The task:
Extract each line containing the string "name".

══ Supplied data

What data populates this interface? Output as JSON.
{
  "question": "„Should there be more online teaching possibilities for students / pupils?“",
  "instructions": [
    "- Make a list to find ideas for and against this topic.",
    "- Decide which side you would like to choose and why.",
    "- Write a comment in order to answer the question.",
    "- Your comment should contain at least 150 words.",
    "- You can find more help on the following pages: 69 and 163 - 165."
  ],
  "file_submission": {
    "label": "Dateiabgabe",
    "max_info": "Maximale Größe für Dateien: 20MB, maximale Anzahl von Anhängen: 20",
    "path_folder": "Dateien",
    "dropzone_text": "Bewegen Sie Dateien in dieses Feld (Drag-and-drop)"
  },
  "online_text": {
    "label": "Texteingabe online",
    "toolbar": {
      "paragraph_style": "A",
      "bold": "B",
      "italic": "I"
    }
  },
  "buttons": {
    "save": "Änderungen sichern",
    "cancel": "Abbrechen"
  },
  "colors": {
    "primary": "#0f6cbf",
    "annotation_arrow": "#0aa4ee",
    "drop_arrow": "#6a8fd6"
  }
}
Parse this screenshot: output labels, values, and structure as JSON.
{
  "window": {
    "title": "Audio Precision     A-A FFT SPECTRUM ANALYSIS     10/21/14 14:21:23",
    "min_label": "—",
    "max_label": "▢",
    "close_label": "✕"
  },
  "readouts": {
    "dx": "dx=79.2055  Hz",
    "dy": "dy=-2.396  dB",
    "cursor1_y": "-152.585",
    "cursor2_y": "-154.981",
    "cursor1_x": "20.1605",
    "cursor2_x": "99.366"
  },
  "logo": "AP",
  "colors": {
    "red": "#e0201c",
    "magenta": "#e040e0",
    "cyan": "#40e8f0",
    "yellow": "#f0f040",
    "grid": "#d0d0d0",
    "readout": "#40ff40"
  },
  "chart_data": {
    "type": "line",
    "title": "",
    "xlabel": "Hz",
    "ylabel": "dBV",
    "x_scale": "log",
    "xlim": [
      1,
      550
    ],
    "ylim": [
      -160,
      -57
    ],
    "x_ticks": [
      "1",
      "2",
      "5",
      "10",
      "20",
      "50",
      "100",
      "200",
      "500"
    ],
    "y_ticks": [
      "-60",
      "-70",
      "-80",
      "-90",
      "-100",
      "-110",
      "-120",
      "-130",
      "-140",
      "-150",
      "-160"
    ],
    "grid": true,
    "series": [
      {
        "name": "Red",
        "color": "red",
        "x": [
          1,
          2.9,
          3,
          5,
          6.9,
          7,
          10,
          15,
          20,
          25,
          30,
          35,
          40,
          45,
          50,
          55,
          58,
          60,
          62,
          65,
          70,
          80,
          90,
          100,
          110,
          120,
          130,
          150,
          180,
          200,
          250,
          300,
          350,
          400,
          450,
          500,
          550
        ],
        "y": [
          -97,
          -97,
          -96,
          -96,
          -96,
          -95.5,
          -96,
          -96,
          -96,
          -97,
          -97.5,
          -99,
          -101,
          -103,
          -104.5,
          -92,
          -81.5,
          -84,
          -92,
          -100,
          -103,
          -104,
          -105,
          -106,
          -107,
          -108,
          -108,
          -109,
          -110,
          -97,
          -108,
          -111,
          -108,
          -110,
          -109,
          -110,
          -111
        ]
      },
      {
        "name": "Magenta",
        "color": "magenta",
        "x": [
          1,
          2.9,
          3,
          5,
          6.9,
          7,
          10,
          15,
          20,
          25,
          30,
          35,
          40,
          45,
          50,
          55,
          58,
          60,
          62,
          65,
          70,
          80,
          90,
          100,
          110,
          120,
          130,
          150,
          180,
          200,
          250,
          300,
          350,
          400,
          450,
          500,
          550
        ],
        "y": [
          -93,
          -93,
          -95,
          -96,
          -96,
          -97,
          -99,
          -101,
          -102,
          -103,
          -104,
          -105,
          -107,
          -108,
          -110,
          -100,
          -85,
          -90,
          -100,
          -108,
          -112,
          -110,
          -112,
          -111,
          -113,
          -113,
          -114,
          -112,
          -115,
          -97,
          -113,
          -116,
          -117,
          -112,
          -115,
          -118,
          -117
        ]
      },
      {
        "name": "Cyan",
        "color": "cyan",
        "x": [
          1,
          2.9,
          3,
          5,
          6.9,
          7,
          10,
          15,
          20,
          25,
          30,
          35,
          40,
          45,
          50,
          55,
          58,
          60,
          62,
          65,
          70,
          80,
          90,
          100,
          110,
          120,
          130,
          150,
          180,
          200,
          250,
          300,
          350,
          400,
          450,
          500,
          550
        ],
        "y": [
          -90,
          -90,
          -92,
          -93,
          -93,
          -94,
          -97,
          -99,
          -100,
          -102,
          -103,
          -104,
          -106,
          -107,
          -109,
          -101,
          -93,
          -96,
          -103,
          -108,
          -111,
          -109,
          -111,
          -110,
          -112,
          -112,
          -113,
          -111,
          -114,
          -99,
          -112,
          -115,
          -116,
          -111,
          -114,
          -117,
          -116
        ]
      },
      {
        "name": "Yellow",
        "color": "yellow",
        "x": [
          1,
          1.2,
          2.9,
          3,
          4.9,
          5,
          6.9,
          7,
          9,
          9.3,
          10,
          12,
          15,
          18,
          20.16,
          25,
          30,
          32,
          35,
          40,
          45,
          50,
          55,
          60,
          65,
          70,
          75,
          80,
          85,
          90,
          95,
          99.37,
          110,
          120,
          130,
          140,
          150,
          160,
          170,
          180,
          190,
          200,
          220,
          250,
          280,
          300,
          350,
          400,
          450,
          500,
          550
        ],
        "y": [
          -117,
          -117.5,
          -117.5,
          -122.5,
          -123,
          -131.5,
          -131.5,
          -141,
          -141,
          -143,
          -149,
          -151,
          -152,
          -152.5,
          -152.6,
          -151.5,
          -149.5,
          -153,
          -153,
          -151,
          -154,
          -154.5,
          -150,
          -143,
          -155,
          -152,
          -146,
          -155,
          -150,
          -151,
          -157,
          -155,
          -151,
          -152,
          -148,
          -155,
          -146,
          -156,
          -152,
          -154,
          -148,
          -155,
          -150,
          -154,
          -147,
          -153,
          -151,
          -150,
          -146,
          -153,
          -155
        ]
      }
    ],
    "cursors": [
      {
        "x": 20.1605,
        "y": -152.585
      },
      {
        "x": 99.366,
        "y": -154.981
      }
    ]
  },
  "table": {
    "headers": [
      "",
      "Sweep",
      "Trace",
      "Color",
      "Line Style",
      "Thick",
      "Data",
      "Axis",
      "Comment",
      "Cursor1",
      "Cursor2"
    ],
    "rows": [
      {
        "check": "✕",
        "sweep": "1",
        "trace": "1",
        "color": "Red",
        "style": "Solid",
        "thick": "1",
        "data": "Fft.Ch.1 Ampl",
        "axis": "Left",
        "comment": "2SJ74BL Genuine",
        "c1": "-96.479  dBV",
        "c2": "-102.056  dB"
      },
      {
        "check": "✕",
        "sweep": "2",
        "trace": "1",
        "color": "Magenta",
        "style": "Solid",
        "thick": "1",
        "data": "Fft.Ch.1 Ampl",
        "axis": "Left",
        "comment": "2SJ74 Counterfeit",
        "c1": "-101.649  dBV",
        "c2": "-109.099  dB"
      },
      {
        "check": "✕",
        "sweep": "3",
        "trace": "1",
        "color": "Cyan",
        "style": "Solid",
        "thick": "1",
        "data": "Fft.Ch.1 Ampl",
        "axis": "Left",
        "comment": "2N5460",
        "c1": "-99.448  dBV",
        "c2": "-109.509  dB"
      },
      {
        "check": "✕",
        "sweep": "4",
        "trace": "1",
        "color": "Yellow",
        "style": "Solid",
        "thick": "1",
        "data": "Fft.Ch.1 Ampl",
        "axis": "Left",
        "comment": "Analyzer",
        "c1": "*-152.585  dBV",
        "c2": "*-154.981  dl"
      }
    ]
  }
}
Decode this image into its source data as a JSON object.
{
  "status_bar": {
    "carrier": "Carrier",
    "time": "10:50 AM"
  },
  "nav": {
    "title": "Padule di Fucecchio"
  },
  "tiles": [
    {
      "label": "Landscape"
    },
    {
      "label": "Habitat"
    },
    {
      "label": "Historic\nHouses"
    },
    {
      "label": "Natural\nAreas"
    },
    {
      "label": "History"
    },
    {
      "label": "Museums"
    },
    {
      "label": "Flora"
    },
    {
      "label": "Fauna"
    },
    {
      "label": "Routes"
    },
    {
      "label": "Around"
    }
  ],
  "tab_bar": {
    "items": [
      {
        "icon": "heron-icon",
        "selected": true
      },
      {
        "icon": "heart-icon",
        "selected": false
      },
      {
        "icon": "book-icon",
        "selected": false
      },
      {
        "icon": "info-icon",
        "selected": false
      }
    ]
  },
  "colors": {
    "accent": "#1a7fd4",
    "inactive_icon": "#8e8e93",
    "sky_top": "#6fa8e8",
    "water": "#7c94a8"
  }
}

════

Worked solution:
        "name": "Red",
        "name": "Magenta",
        "name": "Cyan",
        "name": "Yellow",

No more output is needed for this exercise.